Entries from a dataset

>>>>

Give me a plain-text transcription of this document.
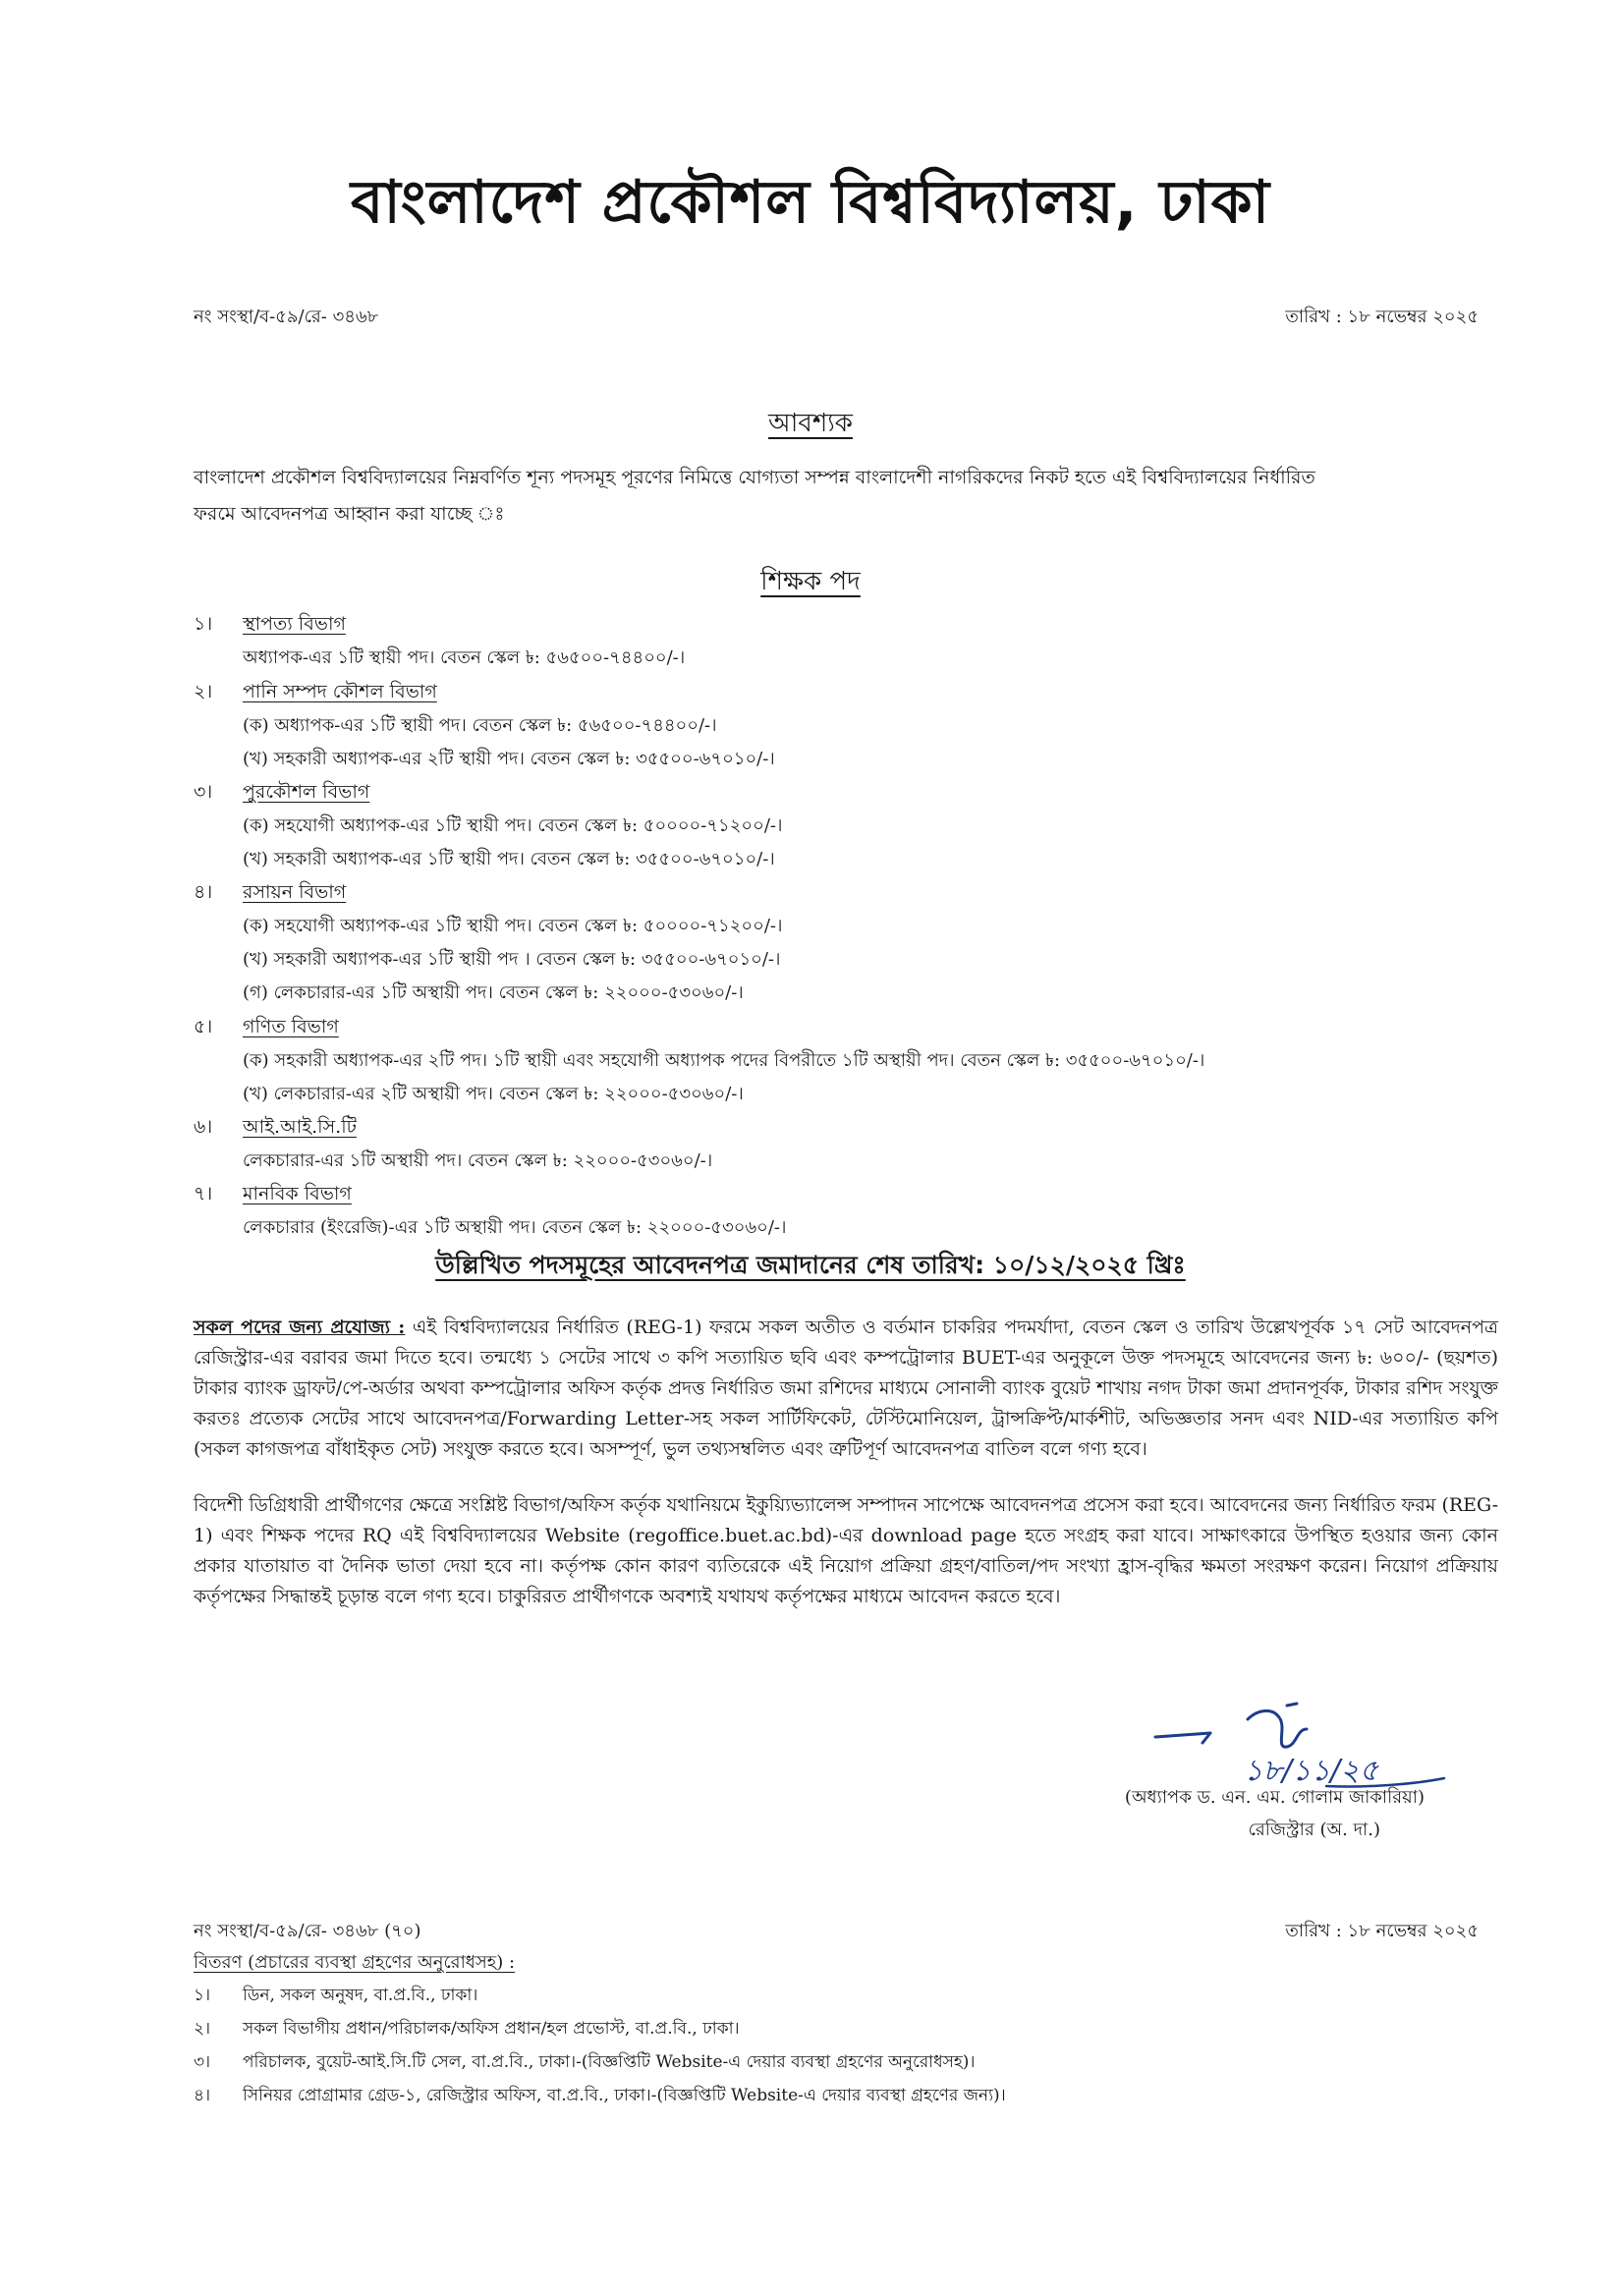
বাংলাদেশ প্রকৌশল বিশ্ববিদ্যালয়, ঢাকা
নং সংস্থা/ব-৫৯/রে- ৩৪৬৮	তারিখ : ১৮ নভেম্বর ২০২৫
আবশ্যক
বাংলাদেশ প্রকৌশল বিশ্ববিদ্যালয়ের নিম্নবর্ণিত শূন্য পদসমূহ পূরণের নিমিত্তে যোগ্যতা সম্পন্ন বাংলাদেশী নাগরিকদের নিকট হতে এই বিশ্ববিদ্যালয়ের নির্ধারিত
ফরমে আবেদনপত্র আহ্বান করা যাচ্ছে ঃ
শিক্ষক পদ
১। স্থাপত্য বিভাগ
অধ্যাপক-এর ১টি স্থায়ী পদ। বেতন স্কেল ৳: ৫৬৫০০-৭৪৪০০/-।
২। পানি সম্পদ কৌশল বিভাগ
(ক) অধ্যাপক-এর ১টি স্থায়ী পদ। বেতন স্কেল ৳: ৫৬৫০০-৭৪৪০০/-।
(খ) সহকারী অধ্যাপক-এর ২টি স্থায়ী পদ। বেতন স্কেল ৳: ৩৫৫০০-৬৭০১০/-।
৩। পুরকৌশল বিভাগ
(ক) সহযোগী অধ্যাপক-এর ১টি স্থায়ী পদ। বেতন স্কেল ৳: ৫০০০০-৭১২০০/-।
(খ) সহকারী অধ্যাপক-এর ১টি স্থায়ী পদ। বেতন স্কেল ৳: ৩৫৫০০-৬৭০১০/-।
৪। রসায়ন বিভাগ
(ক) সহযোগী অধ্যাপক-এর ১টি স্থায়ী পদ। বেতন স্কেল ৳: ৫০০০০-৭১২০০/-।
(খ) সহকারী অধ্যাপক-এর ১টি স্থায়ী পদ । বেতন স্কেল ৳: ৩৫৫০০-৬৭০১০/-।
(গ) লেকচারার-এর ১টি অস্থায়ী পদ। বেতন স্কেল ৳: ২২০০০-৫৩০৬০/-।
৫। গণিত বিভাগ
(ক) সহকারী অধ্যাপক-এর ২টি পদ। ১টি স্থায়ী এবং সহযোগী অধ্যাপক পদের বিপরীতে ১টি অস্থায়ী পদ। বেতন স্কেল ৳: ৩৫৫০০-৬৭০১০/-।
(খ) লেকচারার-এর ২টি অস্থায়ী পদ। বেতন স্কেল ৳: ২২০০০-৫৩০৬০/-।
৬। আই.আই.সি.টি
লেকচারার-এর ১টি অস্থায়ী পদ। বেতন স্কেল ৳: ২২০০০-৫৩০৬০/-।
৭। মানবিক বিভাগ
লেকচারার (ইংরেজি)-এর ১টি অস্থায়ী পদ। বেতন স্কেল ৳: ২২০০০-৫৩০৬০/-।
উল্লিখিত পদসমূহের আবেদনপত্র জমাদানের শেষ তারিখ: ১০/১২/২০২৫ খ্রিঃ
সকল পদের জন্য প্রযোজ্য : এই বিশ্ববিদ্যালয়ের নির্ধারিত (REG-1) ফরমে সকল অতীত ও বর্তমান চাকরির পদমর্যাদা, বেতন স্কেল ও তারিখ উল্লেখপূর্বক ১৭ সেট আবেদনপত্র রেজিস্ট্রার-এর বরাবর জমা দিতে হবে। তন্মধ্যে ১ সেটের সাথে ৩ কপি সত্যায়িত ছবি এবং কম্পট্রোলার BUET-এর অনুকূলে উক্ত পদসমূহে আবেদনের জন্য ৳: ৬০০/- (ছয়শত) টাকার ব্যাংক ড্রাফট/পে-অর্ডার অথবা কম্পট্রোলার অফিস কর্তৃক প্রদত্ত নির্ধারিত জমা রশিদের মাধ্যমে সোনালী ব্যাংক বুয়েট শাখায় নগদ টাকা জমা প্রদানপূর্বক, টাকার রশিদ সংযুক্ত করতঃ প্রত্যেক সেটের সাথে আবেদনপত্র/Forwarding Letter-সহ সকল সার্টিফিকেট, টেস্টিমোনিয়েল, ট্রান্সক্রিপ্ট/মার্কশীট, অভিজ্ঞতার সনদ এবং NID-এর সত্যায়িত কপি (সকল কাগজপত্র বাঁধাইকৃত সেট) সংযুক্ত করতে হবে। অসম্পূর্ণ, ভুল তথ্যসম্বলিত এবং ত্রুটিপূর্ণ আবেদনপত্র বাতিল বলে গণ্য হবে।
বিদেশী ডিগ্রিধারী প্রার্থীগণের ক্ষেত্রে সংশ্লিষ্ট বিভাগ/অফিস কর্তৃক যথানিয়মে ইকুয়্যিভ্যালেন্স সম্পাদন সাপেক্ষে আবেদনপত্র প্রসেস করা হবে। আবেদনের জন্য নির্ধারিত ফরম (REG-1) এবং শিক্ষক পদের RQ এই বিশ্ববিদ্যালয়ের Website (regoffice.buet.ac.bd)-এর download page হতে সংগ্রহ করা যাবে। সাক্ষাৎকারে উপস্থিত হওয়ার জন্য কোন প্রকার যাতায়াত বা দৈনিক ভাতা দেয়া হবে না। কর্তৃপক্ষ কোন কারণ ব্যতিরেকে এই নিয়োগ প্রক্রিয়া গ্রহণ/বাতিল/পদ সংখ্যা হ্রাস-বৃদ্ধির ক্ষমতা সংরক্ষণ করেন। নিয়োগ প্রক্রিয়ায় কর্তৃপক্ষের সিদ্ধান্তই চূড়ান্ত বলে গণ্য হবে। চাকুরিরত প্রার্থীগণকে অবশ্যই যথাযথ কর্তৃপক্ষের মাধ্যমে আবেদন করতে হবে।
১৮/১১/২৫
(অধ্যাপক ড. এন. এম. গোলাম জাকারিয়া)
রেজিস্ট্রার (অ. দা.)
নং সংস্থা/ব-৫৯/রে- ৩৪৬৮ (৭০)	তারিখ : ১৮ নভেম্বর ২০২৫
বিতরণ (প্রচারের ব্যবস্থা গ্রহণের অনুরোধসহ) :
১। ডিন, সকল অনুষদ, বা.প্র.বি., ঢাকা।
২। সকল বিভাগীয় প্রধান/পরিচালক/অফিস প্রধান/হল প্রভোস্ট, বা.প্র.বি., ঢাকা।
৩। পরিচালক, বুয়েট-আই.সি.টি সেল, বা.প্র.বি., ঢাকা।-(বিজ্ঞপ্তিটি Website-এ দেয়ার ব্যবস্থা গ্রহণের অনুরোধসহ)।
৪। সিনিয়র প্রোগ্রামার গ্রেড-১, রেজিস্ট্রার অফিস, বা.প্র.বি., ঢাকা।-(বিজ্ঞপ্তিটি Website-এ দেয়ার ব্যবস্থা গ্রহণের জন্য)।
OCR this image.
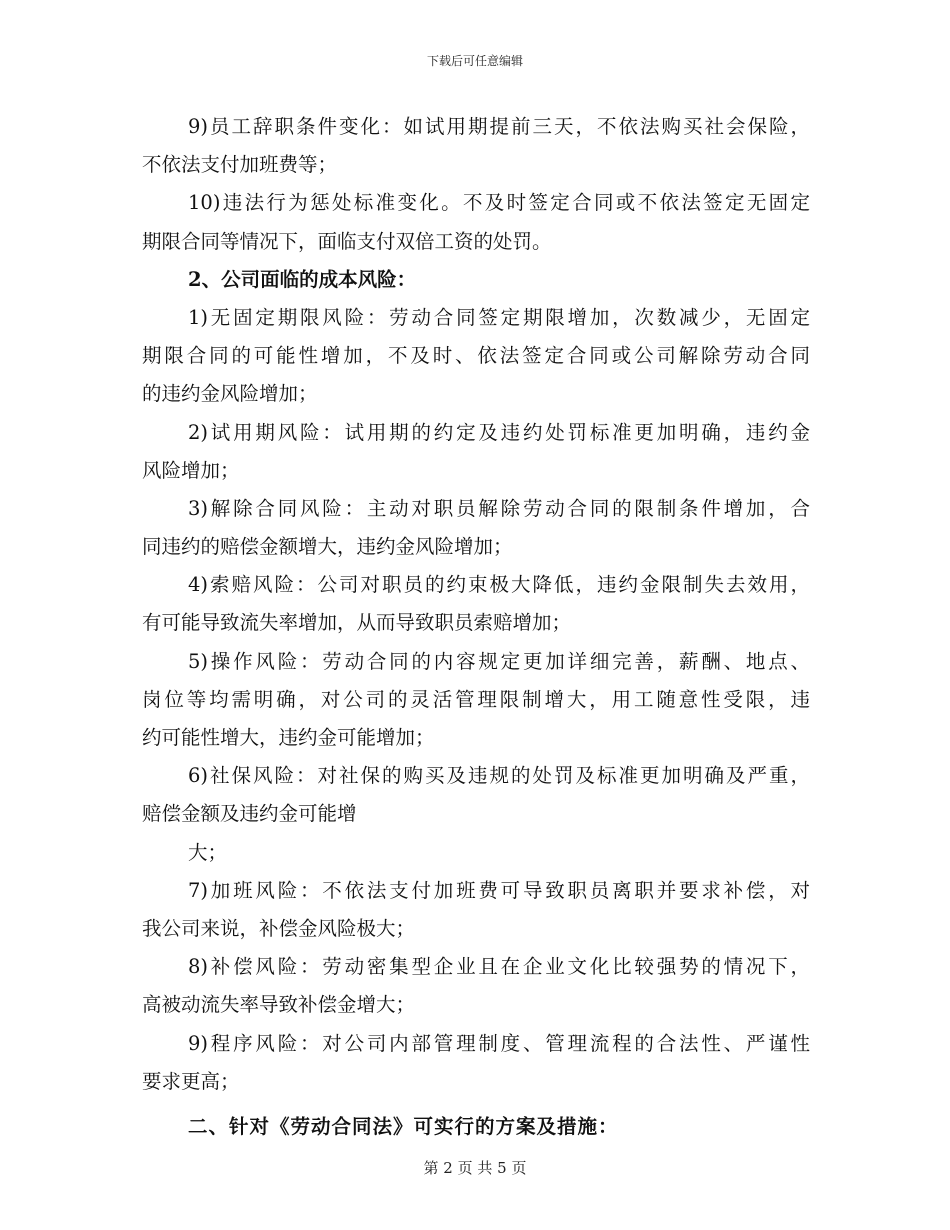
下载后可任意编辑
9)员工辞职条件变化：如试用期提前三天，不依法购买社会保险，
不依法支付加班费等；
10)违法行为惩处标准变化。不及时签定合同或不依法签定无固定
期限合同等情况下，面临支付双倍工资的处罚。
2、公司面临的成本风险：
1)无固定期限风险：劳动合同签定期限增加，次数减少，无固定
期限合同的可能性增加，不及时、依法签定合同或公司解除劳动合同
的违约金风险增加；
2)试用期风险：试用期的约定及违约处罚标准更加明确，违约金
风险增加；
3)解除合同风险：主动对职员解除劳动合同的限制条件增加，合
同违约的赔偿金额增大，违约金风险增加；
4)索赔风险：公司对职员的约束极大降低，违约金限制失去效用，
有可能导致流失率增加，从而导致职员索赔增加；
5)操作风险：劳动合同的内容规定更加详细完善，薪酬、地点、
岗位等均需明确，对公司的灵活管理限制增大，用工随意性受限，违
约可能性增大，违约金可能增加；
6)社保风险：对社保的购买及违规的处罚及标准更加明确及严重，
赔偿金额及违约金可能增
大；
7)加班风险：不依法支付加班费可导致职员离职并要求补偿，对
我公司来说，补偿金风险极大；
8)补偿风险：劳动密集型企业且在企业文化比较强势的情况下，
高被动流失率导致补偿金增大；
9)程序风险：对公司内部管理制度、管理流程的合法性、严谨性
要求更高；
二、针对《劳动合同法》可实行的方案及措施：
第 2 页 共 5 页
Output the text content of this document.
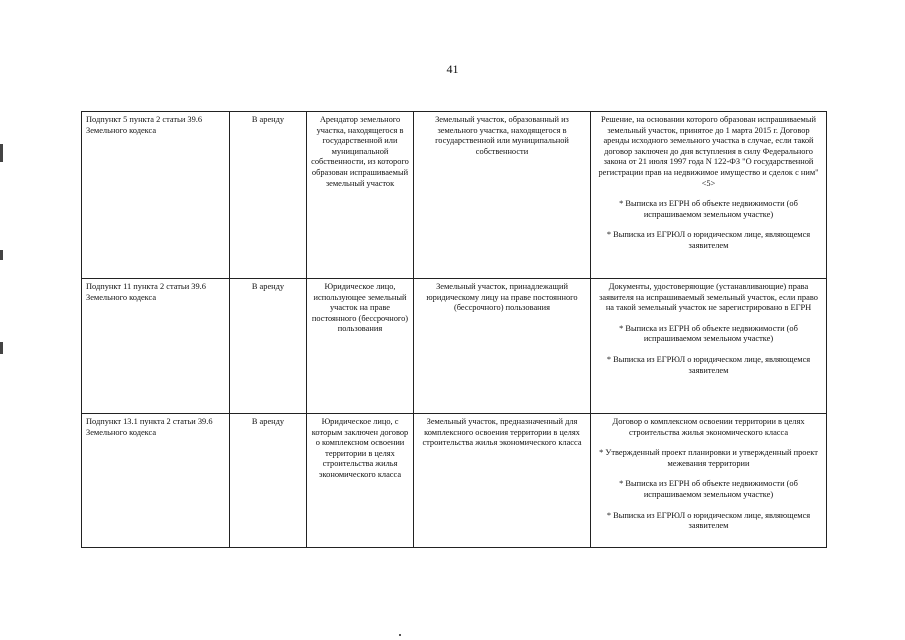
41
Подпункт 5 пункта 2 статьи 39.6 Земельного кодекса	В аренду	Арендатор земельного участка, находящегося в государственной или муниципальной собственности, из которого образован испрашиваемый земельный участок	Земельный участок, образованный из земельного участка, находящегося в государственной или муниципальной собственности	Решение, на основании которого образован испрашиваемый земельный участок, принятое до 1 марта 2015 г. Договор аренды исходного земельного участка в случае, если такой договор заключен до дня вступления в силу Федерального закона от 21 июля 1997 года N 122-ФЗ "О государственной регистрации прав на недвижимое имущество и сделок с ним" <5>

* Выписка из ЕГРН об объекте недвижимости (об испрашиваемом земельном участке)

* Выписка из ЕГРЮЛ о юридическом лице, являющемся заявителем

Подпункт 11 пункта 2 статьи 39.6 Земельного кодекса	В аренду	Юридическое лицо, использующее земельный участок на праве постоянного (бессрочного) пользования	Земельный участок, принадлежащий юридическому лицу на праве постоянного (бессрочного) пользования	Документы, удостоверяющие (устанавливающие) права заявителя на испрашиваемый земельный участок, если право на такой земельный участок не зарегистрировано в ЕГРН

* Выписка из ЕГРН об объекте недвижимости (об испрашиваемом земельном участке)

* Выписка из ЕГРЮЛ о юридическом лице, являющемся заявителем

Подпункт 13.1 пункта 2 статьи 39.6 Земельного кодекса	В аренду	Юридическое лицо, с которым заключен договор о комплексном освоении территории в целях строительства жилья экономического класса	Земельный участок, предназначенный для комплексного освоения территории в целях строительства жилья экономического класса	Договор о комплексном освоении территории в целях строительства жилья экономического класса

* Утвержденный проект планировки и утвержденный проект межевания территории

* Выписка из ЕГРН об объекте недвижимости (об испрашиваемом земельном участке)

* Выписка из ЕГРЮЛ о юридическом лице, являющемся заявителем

<<<<

[Objective] Scan the data for the word "text" and copy every line where it shows up.

[Correct output]
Give me a plain-text transcription of this document.
Output the text content of this document.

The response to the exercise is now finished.